Locate and copy all lines bearing the word "setiap".
Start RECORDS PROVIDED
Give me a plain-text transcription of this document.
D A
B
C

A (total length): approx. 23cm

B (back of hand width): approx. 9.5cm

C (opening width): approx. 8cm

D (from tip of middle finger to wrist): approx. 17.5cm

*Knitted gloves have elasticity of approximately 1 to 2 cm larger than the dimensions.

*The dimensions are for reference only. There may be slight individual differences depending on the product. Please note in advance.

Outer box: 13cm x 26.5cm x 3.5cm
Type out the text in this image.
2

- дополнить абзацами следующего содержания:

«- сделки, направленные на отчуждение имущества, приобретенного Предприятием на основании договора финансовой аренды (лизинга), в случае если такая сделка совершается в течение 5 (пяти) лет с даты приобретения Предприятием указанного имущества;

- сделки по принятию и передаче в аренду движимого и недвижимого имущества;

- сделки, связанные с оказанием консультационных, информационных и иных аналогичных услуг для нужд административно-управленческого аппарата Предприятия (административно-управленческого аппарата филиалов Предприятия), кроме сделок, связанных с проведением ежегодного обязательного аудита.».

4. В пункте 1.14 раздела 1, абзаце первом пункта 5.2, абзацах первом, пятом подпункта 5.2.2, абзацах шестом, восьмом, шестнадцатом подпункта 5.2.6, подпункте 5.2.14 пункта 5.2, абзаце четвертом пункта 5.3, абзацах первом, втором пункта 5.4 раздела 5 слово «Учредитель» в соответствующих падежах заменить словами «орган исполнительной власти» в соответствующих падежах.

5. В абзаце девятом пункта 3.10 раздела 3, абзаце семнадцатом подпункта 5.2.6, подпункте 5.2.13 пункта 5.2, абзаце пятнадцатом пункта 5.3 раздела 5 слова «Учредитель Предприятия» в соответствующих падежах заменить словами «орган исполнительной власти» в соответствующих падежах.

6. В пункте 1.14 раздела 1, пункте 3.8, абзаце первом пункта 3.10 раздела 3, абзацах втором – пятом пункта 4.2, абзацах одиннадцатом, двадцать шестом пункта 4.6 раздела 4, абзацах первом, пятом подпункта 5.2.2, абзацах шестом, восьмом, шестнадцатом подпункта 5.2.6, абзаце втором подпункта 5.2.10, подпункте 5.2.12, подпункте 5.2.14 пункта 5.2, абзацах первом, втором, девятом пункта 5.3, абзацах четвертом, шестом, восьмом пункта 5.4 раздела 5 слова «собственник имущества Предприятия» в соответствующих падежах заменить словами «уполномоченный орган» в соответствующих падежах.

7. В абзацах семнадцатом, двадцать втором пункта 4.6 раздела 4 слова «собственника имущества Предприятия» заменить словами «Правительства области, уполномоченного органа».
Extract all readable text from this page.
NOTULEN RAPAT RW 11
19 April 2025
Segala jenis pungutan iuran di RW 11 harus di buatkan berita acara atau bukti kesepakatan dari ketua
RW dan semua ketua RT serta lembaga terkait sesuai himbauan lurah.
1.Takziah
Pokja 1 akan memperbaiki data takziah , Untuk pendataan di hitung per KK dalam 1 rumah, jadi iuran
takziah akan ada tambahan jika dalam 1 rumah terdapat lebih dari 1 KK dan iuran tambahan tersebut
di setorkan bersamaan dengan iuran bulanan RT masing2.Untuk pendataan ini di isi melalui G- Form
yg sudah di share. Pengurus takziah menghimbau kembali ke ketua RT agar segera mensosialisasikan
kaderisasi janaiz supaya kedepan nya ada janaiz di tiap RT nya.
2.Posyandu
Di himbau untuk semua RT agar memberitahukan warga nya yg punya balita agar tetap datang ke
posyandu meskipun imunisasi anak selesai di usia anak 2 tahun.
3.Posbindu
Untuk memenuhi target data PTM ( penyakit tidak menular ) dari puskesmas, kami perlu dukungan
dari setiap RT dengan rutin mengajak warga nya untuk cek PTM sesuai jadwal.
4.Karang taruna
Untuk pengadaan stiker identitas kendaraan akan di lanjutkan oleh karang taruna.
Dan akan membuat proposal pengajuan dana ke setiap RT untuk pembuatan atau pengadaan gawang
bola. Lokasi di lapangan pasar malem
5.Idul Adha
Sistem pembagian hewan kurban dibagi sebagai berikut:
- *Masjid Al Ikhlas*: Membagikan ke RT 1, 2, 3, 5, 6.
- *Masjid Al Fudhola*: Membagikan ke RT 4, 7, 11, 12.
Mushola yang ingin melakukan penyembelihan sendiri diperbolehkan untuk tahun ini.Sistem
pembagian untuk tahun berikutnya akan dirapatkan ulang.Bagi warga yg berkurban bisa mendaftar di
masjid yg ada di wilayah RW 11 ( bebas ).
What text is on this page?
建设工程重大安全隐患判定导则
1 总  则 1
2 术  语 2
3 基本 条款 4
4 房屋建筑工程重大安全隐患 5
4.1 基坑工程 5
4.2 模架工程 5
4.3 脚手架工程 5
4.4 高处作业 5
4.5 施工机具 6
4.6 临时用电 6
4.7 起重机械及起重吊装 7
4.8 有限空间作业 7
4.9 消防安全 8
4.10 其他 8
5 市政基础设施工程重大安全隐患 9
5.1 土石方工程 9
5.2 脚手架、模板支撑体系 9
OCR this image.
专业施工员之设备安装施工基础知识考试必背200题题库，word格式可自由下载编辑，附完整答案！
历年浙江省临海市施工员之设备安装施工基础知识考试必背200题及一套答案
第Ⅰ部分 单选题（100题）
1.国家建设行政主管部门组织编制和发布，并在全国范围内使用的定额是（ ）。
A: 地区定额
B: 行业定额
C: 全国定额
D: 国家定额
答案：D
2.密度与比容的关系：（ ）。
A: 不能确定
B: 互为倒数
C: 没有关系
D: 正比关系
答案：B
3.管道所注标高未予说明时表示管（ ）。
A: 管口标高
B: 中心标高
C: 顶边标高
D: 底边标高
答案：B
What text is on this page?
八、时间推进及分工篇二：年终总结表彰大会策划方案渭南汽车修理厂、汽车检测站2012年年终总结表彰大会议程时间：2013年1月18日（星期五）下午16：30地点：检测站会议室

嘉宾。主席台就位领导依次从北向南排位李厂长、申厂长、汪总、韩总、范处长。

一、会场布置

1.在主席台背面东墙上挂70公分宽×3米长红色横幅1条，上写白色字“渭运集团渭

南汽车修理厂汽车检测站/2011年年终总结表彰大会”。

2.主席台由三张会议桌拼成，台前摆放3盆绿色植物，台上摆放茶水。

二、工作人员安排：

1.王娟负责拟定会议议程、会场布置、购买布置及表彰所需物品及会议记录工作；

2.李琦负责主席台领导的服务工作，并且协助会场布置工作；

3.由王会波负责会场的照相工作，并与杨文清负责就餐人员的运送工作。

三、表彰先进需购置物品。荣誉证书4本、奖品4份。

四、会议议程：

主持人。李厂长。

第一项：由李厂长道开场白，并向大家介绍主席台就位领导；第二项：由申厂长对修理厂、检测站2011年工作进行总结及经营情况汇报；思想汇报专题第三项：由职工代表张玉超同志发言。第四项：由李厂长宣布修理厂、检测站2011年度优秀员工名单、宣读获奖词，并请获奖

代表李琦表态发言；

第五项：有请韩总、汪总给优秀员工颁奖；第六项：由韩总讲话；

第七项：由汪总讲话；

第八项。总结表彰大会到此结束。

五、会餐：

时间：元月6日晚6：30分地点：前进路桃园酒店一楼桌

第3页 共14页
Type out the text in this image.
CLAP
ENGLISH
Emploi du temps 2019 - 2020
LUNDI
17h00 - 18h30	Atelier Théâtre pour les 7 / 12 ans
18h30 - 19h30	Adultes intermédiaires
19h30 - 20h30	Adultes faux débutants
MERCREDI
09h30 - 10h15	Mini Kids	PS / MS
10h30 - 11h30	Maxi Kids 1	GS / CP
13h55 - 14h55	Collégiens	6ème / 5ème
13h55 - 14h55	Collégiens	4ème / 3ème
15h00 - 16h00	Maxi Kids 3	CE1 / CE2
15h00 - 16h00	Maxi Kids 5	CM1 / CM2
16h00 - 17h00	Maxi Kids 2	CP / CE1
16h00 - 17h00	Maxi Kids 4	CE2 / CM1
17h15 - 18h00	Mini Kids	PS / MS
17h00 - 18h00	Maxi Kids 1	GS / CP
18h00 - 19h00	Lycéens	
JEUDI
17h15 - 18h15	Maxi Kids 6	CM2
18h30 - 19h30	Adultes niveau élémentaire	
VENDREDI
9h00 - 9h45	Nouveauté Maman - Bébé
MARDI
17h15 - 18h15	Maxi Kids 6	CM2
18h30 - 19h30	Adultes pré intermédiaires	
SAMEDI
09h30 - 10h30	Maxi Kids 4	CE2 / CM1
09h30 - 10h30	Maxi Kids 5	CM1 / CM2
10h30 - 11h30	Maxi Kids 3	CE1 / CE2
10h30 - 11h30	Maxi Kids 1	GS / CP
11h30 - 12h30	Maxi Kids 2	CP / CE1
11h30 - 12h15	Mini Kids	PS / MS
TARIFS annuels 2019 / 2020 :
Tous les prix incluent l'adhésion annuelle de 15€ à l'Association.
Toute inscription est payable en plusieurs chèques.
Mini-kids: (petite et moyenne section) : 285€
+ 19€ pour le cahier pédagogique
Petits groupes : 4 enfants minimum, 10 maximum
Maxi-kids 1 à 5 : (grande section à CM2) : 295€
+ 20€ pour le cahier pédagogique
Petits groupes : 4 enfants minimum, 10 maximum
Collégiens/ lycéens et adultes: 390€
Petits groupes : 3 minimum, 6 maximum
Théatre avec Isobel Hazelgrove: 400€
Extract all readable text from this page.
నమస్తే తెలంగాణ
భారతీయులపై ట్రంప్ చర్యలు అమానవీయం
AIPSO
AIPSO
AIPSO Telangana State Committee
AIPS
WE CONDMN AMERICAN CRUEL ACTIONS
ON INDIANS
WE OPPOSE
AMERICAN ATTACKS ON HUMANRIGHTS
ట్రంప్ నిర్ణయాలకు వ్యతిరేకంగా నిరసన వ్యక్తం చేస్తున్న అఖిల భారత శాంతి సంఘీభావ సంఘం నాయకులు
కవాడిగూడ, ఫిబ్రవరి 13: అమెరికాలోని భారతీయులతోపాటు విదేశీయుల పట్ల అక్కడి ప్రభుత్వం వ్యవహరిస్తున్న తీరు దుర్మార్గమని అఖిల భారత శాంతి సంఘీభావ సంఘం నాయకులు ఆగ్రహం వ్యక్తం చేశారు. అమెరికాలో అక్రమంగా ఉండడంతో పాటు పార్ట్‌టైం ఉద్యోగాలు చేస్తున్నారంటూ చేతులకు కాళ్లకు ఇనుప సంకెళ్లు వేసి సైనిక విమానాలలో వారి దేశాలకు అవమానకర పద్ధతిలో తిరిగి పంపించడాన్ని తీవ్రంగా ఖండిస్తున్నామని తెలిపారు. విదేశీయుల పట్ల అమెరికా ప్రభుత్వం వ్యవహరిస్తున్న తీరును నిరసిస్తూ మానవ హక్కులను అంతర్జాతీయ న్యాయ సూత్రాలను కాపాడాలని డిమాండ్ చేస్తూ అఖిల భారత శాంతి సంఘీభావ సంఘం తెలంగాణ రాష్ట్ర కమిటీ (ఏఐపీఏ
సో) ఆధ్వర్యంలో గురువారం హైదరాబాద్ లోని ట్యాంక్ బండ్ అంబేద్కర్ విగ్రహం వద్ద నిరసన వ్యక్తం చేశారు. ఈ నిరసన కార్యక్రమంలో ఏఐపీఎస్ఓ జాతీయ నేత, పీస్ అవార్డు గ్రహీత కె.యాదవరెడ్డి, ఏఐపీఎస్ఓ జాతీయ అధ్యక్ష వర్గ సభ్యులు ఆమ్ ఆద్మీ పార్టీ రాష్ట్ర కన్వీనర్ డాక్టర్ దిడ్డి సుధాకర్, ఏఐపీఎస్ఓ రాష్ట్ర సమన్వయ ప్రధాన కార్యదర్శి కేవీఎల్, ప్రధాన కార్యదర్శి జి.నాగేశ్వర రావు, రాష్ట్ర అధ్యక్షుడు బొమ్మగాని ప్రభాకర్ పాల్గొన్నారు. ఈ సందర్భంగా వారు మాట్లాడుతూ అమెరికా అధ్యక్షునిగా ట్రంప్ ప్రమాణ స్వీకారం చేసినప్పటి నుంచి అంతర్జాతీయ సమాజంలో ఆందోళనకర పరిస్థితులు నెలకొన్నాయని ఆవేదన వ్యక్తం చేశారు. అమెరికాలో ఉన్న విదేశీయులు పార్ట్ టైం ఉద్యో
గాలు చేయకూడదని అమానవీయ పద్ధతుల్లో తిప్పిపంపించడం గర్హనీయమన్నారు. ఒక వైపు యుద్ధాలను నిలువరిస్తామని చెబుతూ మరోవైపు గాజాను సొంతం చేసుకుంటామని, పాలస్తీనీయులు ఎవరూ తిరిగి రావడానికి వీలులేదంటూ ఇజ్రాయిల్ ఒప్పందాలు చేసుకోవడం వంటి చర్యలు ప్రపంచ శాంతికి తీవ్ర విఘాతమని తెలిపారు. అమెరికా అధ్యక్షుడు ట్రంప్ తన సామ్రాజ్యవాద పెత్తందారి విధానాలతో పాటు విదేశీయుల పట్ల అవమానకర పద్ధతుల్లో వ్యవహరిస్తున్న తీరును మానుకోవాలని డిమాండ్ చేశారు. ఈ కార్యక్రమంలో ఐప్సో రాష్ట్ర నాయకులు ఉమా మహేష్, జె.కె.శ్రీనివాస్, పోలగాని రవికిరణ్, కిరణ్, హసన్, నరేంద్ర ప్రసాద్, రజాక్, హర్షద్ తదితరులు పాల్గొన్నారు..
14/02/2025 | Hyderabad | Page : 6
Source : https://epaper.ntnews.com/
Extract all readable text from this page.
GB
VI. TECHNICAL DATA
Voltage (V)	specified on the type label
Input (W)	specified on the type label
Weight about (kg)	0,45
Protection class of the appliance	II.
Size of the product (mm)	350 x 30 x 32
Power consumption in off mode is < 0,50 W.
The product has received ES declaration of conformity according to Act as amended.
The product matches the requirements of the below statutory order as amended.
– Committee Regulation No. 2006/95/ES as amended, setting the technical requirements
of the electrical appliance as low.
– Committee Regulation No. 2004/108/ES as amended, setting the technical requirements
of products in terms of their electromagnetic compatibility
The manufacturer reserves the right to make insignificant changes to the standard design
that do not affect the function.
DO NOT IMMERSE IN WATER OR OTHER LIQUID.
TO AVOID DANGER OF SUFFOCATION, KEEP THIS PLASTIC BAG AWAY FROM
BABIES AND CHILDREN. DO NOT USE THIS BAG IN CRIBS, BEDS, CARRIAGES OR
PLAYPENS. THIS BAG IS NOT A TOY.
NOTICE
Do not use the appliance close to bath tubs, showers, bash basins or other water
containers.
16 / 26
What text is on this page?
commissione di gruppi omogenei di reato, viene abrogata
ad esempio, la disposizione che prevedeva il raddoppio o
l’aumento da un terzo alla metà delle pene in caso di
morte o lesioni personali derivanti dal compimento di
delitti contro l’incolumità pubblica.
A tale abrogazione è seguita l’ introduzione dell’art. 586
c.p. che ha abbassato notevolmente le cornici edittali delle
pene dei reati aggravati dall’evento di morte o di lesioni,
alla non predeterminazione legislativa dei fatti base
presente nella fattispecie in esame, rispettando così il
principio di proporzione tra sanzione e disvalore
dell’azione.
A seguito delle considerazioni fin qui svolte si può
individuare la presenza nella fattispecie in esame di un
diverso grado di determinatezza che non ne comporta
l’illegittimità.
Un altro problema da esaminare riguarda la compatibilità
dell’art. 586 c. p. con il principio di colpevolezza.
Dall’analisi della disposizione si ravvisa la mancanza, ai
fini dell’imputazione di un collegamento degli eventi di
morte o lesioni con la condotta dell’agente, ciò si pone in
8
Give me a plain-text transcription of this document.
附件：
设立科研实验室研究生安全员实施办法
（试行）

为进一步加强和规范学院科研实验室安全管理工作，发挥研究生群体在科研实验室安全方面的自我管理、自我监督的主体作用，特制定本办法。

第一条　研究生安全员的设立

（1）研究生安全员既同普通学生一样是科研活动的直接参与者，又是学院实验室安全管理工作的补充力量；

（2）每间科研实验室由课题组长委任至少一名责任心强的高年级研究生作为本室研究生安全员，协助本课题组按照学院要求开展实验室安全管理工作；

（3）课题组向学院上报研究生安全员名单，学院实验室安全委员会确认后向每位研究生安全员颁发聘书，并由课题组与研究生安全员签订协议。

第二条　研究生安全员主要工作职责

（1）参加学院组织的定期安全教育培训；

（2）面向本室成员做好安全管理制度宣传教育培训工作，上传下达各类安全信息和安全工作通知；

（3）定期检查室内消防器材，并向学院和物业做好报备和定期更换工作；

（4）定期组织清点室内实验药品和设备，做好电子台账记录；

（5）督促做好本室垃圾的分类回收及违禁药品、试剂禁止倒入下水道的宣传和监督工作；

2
End RECORDS PROVIDED
__ANSWER BELOW__.
dari setiap RT dengan rutin mengajak warga nya untuk cek PTM sesuai jadwal.
Dan akan membuat proposal pengajuan dana ke setiap RT untuk pembuatan atau pengadaan gawang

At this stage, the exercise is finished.